** START Source material **

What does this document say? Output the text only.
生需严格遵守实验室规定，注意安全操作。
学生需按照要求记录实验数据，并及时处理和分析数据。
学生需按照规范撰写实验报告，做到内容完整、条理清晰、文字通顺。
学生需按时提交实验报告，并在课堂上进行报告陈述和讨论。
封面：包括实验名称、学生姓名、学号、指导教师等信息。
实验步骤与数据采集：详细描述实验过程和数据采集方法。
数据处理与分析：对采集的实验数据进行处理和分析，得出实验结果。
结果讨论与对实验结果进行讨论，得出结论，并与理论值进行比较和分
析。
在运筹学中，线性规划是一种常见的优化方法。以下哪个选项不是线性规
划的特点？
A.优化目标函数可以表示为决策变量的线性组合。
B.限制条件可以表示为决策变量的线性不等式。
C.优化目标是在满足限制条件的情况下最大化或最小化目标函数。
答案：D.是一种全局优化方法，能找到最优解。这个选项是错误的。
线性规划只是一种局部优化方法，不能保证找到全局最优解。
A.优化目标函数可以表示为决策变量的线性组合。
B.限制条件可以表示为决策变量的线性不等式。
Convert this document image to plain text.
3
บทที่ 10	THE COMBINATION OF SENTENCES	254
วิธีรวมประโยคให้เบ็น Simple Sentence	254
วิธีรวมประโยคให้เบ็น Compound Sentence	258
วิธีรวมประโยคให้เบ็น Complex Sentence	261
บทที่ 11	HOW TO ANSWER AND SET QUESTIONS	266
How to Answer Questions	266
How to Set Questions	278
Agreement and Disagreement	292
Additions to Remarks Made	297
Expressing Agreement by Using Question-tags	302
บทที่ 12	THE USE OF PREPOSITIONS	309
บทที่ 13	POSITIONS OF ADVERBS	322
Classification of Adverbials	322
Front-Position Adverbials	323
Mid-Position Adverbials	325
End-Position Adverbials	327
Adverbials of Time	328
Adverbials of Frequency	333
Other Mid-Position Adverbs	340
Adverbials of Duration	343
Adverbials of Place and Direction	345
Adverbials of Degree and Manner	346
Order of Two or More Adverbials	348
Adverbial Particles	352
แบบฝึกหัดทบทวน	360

** END Source material **

## Exercise instructions
Your task is to quote the listing above word for word.

## Output of the task
What does this document say? Output the text only.
生需严格遵守实验室规定，注意安全操作。
学生需按照要求记录实验数据，并及时处理和分析数据。
学生需按照规范撰写实验报告，做到内容完整、条理清晰、文字通顺。
学生需按时提交实验报告，并在课堂上进行报告陈述和讨论。
封面：包括实验名称、学生姓名、学号、指导教师等信息。
实验步骤与数据采集：详细描述实验过程和数据采集方法。
数据处理与分析：对采集的实验数据进行处理和分析，得出实验结果。
结果讨论与对实验结果进行讨论，得出结论，并与理论值进行比较和分
析。
在运筹学中，线性规划是一种常见的优化方法。以下哪个选项不是线性规
划的特点？
A.优化目标函数可以表示为决策变量的线性组合。
B.限制条件可以表示为决策变量的线性不等式。
C.优化目标是在满足限制条件的情况下最大化或最小化目标函数。
答案：D.是一种全局优化方法，能找到最优解。这个选项是错误的。
线性规划只是一种局部优化方法，不能保证找到全局最优解。
A.优化目标函数可以表示为决策变量的线性组合。
B.限制条件可以表示为决策变量的线性不等式。
Convert this document image to plain text.
3
บทที่ 10	THE COMBINATION OF SENTENCES	254
วิธีรวมประโยคให้เบ็น Simple Sentence	254
วิธีรวมประโยคให้เบ็น Compound Sentence	258
วิธีรวมประโยคให้เบ็น Complex Sentence	261
บทที่ 11	HOW TO ANSWER AND SET QUESTIONS	266
How to Answer Questions	266
How to Set Questions	278
Agreement and Disagreement	292
Additions to Remarks Made	297
Expressing Agreement by Using Question-tags	302
บทที่ 12	THE USE OF PREPOSITIONS	309
บทที่ 13	POSITIONS OF ADVERBS	322
Classification of Adverbials	322
Front-Position Adverbials	323
Mid-Position Adverbials	325
End-Position Adverbials	327
Adverbials of Time	328
Adverbials of Frequency	333
Other Mid-Position Adverbs	340
Adverbials of Duration	343
Adverbials of Place and Direction	345
Adverbials of Degree and Manner	346
Order of Two or More Adverbials	348
Adverbial Particles	352
แบบฝึกหัดทบทวน	360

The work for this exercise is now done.